> [Provided data]:
(begin)

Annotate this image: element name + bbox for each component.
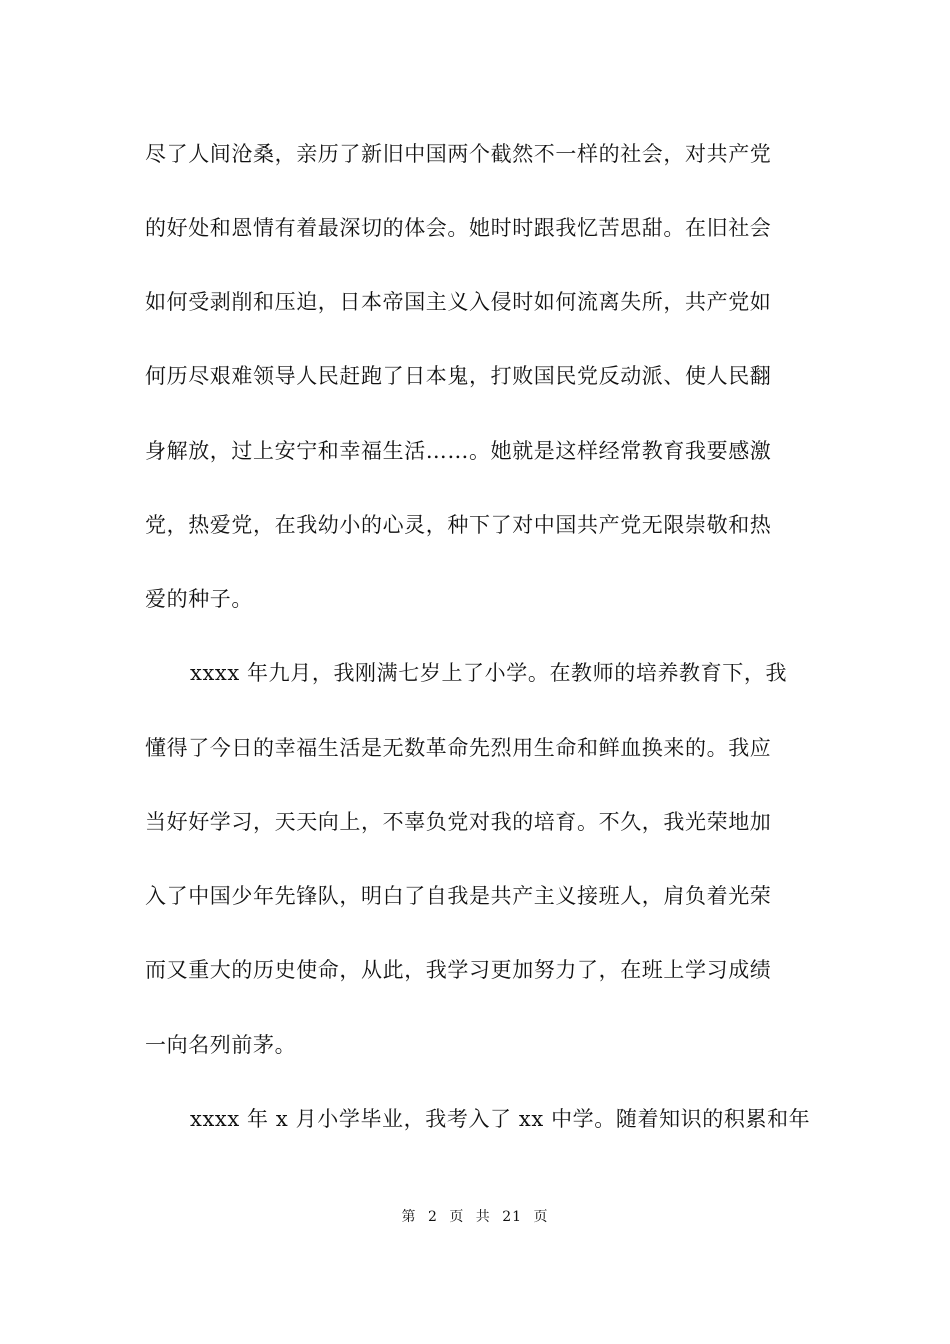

(end)
(begin)

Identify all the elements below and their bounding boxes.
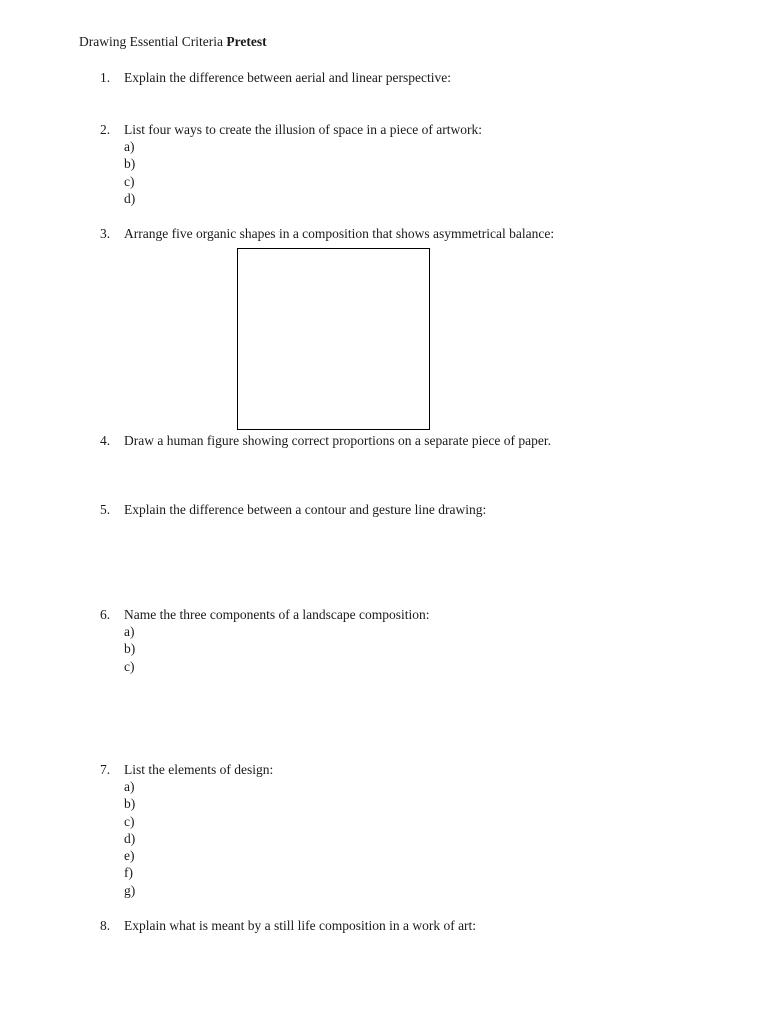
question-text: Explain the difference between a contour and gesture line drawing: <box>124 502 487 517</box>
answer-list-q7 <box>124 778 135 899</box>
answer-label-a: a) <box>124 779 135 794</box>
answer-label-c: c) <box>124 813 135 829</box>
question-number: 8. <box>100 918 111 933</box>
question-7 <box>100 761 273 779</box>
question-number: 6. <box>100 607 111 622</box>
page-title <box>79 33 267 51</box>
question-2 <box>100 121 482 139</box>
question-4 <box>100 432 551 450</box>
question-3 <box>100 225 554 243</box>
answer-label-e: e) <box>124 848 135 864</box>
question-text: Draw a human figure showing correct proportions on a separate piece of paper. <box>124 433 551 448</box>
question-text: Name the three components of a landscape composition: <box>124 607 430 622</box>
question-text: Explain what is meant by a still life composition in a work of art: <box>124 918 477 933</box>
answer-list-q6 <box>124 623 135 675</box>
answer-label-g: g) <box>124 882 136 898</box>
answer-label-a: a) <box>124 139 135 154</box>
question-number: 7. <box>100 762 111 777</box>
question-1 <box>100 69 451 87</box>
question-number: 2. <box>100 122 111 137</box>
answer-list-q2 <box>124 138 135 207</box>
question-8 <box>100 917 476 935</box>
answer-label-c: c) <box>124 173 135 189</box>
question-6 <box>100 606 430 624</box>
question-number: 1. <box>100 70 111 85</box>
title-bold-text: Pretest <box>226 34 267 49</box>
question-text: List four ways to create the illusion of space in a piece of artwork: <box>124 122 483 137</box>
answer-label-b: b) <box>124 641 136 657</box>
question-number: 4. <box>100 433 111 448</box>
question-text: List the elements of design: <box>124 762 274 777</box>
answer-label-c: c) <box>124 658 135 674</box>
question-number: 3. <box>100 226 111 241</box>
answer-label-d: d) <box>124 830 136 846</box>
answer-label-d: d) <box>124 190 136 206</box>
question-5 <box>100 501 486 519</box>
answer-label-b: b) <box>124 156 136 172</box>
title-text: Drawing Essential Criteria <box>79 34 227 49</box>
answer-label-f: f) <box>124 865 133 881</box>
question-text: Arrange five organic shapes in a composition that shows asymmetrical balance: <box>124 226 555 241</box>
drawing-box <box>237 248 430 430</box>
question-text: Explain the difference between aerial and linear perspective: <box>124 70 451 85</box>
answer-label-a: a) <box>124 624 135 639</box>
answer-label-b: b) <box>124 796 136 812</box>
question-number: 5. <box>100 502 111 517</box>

(end)
(begin)

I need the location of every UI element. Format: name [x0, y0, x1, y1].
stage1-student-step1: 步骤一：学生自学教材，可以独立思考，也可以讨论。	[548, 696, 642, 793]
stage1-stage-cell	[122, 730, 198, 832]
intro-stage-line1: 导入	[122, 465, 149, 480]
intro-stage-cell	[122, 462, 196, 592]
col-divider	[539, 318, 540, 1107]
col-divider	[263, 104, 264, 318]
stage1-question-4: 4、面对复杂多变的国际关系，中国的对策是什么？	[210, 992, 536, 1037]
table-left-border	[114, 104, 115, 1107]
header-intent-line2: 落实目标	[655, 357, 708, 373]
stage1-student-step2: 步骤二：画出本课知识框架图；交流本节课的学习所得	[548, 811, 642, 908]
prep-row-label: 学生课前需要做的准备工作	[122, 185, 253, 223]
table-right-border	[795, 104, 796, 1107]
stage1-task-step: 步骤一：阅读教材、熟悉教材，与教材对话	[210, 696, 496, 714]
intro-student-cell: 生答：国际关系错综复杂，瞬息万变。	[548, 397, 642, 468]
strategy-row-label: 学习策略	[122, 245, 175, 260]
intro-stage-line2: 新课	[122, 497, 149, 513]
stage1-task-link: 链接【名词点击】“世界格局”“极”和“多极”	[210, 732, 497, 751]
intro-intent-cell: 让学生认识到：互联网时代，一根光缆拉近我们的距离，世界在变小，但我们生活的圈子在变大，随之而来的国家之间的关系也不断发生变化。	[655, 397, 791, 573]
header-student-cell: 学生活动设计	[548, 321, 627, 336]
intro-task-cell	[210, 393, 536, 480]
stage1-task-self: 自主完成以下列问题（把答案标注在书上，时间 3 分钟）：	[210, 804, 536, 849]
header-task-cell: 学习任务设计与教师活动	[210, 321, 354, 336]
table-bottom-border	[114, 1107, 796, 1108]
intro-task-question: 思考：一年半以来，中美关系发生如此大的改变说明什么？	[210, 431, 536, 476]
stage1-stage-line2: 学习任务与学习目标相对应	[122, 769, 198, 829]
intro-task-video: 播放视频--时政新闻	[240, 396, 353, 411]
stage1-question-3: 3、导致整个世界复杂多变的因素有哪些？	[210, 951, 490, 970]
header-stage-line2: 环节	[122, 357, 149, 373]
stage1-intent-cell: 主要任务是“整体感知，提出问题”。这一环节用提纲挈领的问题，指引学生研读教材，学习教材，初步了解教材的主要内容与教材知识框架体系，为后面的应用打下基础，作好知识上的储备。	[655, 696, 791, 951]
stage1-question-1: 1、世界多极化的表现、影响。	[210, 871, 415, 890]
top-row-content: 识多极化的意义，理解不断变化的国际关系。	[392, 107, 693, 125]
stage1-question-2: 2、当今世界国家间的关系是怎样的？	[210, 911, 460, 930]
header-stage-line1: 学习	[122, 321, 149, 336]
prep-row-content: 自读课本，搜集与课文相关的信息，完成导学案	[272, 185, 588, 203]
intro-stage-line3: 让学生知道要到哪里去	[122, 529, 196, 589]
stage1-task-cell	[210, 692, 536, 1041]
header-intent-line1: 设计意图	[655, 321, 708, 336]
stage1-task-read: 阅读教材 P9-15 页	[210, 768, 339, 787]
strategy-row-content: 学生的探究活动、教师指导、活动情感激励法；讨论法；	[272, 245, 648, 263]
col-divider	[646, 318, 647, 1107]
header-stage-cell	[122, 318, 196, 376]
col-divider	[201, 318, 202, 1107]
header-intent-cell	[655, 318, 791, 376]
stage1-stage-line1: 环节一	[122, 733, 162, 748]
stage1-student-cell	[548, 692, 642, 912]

(end)

> [What is required]:
Rewrite the entries as a numbered list, starting at the line containing "Identify all the" and ending at the line containing "question-text: Draw a", with both of those lines included. Leave out blank lines and the pictures.

> [Output for this exercise]:
1. Identify all the elements below and their bounding boxes.
2. question-text: Explain the difference between a contour and gesture line drawing: <box>124 502 487 517</box>
3. answer-list-q7 <box>124 778 135 899</box>
4. answer-label-a: a) <box>124 779 135 794</box>
5. answer-label-c: c) <box>124 813 135 829</box>
6. question-number: 8. <box>100 918 111 933</box>
7. question-7 <box>100 761 273 779</box>
8. question-number: 6. <box>100 607 111 622</box>
9. page-title <box>79 33 267 51</box>
10. question-2 <box>100 121 482 139</box>
11. question-4 <box>100 432 551 450</box>
12. question-3 <box>100 225 554 243</box>
13. answer-label-e: e) <box>124 848 135 864</box>
14. question-text: Draw a human figure showing correct proportions on a separate piece of paper. <box>124 433 551 448</box>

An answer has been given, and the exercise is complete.